**STATED GOAL**
Could you lay out every line of the material below as a Markdown table with the columns "No." and "Line", giving each line its row number and skipping blank lines?

Element and region data:
☆ ☆ ☆ ☆ ☆

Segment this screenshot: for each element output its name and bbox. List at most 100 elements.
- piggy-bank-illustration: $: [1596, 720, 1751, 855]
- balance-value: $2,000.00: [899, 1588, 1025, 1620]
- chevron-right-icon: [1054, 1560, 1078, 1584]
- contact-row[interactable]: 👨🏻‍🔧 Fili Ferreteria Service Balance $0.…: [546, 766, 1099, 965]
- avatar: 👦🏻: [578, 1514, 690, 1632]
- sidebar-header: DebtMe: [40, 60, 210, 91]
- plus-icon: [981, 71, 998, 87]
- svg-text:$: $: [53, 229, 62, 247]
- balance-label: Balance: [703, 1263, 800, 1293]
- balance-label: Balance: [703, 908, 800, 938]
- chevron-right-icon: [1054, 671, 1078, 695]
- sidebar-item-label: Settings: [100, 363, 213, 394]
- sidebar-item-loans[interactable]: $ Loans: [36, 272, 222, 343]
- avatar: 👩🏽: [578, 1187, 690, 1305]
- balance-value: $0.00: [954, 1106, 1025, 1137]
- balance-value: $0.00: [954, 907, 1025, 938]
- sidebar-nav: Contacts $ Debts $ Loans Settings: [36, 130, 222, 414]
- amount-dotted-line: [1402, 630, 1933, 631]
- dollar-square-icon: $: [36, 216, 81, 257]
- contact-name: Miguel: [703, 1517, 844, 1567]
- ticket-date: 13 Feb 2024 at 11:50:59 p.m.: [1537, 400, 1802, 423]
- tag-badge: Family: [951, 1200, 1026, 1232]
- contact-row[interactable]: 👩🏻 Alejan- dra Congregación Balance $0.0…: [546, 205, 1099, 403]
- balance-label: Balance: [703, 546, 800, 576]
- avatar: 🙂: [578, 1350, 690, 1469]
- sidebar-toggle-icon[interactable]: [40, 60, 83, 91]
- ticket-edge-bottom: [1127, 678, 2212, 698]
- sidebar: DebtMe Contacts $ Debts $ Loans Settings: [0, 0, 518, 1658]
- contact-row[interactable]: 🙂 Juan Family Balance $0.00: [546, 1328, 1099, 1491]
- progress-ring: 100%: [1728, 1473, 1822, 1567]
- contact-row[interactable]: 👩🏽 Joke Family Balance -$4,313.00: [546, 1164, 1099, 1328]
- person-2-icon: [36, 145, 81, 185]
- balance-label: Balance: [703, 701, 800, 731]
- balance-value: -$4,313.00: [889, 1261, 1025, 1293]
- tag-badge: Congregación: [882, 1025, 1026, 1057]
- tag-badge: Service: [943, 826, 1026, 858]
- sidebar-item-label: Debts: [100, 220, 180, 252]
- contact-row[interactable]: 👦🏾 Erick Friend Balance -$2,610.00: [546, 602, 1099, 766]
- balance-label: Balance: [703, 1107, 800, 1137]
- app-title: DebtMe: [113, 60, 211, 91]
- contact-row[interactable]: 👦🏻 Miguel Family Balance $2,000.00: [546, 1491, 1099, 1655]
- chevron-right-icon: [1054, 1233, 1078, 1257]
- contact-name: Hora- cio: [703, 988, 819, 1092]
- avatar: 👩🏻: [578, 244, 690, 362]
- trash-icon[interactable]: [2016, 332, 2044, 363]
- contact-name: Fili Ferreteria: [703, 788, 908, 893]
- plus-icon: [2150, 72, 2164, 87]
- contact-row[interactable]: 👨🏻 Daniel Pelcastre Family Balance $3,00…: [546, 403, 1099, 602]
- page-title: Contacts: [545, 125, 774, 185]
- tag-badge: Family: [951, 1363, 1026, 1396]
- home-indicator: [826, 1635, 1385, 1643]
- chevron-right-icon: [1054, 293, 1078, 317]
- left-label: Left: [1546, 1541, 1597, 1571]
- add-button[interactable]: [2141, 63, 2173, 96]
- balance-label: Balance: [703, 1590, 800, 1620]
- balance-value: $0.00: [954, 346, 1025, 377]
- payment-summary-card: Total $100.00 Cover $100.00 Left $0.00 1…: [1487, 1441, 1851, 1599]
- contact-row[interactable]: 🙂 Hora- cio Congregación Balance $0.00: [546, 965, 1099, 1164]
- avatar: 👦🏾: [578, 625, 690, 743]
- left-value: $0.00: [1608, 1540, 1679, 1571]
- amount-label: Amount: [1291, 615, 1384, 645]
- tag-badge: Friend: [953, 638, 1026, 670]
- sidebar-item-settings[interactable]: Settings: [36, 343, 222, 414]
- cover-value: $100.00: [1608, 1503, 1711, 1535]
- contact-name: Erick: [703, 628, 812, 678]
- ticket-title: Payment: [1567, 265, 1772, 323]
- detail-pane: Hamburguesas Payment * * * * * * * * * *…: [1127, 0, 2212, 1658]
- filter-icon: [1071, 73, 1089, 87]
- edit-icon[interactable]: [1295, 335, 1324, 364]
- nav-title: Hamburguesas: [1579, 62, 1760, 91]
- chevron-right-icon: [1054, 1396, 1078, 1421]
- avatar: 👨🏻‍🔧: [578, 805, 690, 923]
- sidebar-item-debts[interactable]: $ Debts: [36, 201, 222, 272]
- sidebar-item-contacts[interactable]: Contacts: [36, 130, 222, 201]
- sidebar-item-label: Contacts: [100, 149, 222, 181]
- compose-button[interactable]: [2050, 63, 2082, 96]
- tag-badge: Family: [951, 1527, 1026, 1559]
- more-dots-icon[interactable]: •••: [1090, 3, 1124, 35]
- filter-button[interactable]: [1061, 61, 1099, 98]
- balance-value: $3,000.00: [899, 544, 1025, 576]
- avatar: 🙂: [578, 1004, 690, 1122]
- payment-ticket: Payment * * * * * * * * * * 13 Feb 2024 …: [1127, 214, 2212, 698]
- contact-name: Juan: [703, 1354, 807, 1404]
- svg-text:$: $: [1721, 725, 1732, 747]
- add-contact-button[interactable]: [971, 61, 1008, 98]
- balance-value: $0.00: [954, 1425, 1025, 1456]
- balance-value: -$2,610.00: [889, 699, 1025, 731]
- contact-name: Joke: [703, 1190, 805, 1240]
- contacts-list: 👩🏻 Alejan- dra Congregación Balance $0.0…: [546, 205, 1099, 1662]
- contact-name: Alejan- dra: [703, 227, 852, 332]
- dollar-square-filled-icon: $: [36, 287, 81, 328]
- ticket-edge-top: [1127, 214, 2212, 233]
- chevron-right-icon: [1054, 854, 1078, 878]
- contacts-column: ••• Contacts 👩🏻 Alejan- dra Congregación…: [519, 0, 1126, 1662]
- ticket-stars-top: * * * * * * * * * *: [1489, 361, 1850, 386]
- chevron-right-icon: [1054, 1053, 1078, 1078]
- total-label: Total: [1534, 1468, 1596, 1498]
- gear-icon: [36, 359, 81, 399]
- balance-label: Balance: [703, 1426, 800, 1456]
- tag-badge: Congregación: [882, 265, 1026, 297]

☆ ☆ ☆ ☆ ☆

**RESPONSE TO THIS EXERCISE**
| No. | Line |
|---|---|
| 1 | Segment this screenshot: for each element output its name and bbox. List at most 100 elements. |
| 2 | - piggy-bank-illustration: $: [1596, 720, 1751, 855] |
| 3 | - balance-value: $2,000.00: [899, 1588, 1025, 1620] |
| 4 | - chevron-right-icon: [1054, 1560, 1078, 1584] |
| 5 | - contact-row[interactable]: 👨🏻‍🔧 Fili Ferreteria Service Balance $0.…: [546, 766, 1099, 965] |
| 6 | - avatar: 👦🏻: [578, 1514, 690, 1632] |
| 7 | - sidebar-header: DebtMe: [40, 60, 210, 91] |
| 8 | - plus-icon: [981, 71, 998, 87] |
| 9 | - svg-text:$: $: [53, 229, 62, 247] |
| 10 | - balance-label: Balance: [703, 1263, 800, 1293] |
| 11 | - balance-label: Balance: [703, 908, 800, 938] |
| 12 | - chevron-right-icon: [1054, 671, 1078, 695] |
| 13 | - sidebar-item-label: Settings: [100, 363, 213, 394] |
| 14 | - sidebar-item-loans[interactable]: $ Loans: [36, 272, 222, 343] |
| 15 | - avatar: 👩🏽: [578, 1187, 690, 1305] |
| 16 | - balance-value: $0.00: [954, 1106, 1025, 1137] |
| 17 | - balance-value: $0.00: [954, 907, 1025, 938] |
| 18 | - sidebar-nav: Contacts $ Debts $ Loans Settings: [36, 130, 222, 414] |
| 19 | - amount-dotted-line: [1402, 630, 1933, 631] |
| 20 | - dollar-square-icon: $: [36, 216, 81, 257] |
| 21 | - contact-name: Miguel: [703, 1517, 844, 1567] |
| 22 | - ticket-date: 13 Feb 2024 at 11:50:59 p.m.: [1537, 400, 1802, 423] |
| 23 | - tag-badge: Family: [951, 1200, 1026, 1232] |
| 24 | - contact-row[interactable]: 👩🏻 Alejan- dra Congregación Balance $0.0…: [546, 205, 1099, 403] |
| 25 | - balance-label: Balance: [703, 546, 800, 576] |
| 26 | - avatar: 🙂: [578, 1350, 690, 1469] |
| 27 | - sidebar-toggle-icon[interactable]: [40, 60, 83, 91] |
| 28 | - ticket-edge-bottom: [1127, 678, 2212, 698] |
| 29 | - sidebar: DebtMe Contacts $ Debts $ Loans Settings: [0, 0, 518, 1658] |
| 30 | - contact-row[interactable]: 🙂 Juan Family Balance $0.00: [546, 1328, 1099, 1491] |
| 31 | - progress-ring: 100%: [1728, 1473, 1822, 1567] |
| 32 | - contact-row[interactable]: 👩🏽 Joke Family Balance -$4,313.00: [546, 1164, 1099, 1328] |
| 33 | - person-2-icon: [36, 145, 81, 185] |
| 34 | - balance-label: Balance: [703, 701, 800, 731] |
| 35 | - balance-value: -$4,313.00: [889, 1261, 1025, 1293] |
| 36 | - tag-badge: Congregación: [882, 1025, 1026, 1057] |
| 37 | - tag-badge: Service: [943, 826, 1026, 858] |
| 38 | - sidebar-item-label: Debts: [100, 220, 180, 252] |
| 39 | - contact-row[interactable]: 👦🏾 Erick Friend Balance -$2,610.00: [546, 602, 1099, 766] |
| 40 | - balance-label: Balance: [703, 1107, 800, 1137] |
| 41 | - app-title: DebtMe: [113, 60, 211, 91] |
| 42 | - contact-row[interactable]: 👦🏻 Miguel Family Balance $2,000.00: [546, 1491, 1099, 1655] |
| 43 | - chevron-right-icon: [1054, 1233, 1078, 1257] |
| 44 | - contact-name: Hora- cio: [703, 988, 819, 1092] |
| 45 | - avatar: 👩🏻: [578, 244, 690, 362] |
| 46 | - trash-icon[interactable]: [2016, 332, 2044, 363] |
| 47 | - contact-name: Fili Ferreteria: [703, 788, 908, 893] |
| 48 | - plus-icon: [2150, 72, 2164, 87] |
| 49 | - contact-row[interactable]: 👨🏻 Daniel Pelcastre Family Balance $3,00…: [546, 403, 1099, 602] |
| 50 | - page-title: Contacts: [545, 125, 774, 185] |
| 51 | - tag-badge: Family: [951, 1363, 1026, 1396] |
| 52 | - home-indicator: [826, 1635, 1385, 1643] |
| 53 | - chevron-right-icon: [1054, 293, 1078, 317] |
| 54 | - left-label: Left: [1546, 1541, 1597, 1571] |
| 55 | - add-button[interactable]: [2141, 63, 2173, 96] |
| 56 | - balance-label: Balance: [703, 1590, 800, 1620] |
| 57 | - balance-value: $0.00: [954, 346, 1025, 377] |
| 58 | - payment-summary-card: Total $100.00 Cover $100.00 Left $0.00 1…: [1487, 1441, 1851, 1599] |
| 59 | - contact-row[interactable]: 🙂 Hora- cio Congregación Balance $0.00: [546, 965, 1099, 1164] |
| 60 | - avatar: 👦🏾: [578, 625, 690, 743] |
| 61 | - left-value: $0.00: [1608, 1540, 1679, 1571] |
| 62 | - amount-label: Amount: [1291, 615, 1384, 645] |
| 63 | - tag-badge: Friend: [953, 638, 1026, 670] |
| 64 | - sidebar-item-settings[interactable]: Settings: [36, 343, 222, 414] |
| 65 | - cover-value: $100.00: [1608, 1503, 1711, 1535] |
| 66 | - contact-name: Erick: [703, 628, 812, 678] |
| 67 | - ticket-title: Payment: [1567, 265, 1772, 323] |
| 68 | - detail-pane: Hamburguesas Payment * * * * * * * * * *…: [1127, 0, 2212, 1658] |
| 69 | - filter-icon: [1071, 73, 1089, 87] |
| 70 | - edit-icon[interactable]: [1295, 335, 1324, 364] |
| 71 | - nav-title: Hamburguesas: [1579, 62, 1760, 91] |
| 72 | - chevron-right-icon: [1054, 1396, 1078, 1421] |
| 73 | - avatar: 👨🏻‍🔧: [578, 805, 690, 923] |
| 74 | - sidebar-item-debts[interactable]: $ Debts: [36, 201, 222, 272] |
| 75 | - sidebar-item-contacts[interactable]: Contacts: [36, 130, 222, 201] |
| 76 | - sidebar-item-label: Contacts: [100, 149, 222, 181] |
| 77 | - compose-button[interactable]: [2050, 63, 2082, 96] |
| 78 | - tag-badge: Family: [951, 1527, 1026, 1559] |
| 79 | - more-dots-icon[interactable]: •••: [1090, 3, 1124, 35] |
| 80 | - filter-button[interactable]: [1061, 61, 1099, 98] |
| 81 | - balance-value: $3,000.00: [899, 544, 1025, 576] |
| 82 | - avatar: 🙂: [578, 1004, 690, 1122] |
| 83 | - payment-ticket: Payment * * * * * * * * * * 13 Feb 2024 …: [1127, 214, 2212, 698] |
| 84 | - contact-name: Juan: [703, 1354, 807, 1404] |
| 85 | - svg-text:$: $: [1721, 725, 1732, 747] |
| 86 | - add-contact-button[interactable]: [971, 61, 1008, 98] |
| 87 | - balance-value: $0.00: [954, 1425, 1025, 1456] |
| 88 | - balance-value: -$2,610.00: [889, 699, 1025, 731] |
| 89 | - contact-name: Joke: [703, 1190, 805, 1240] |
| 90 | - contacts-list: 👩🏻 Alejan- dra Congregación Balance $0.0…: [546, 205, 1099, 1662] |
| 91 | - contact-name: Alejan- dra: [703, 227, 852, 332] |
| 92 | - dollar-square-filled-icon: $: [36, 287, 81, 328] |
| 93 | - ticket-edge-top: [1127, 214, 2212, 233] |
| 94 | - chevron-right-icon: [1054, 854, 1078, 878] |
| 95 | - contacts-column: ••• Contacts 👩🏻 Alejan- dra Congregación…: [519, 0, 1126, 1662] |
| 96 | - ticket-stars-top: * * * * * * * * * *: [1489, 361, 1850, 386] |
| 97 | - chevron-right-icon: [1054, 1053, 1078, 1078] |
| 98 | - total-label: Total: [1534, 1468, 1596, 1498] |
| 99 | - gear-icon: [36, 359, 81, 399] |
| 100 | - balance-label: Balance: [703, 1426, 800, 1456] |
| 101 | - tag-badge: Congregación: [882, 265, 1026, 297] |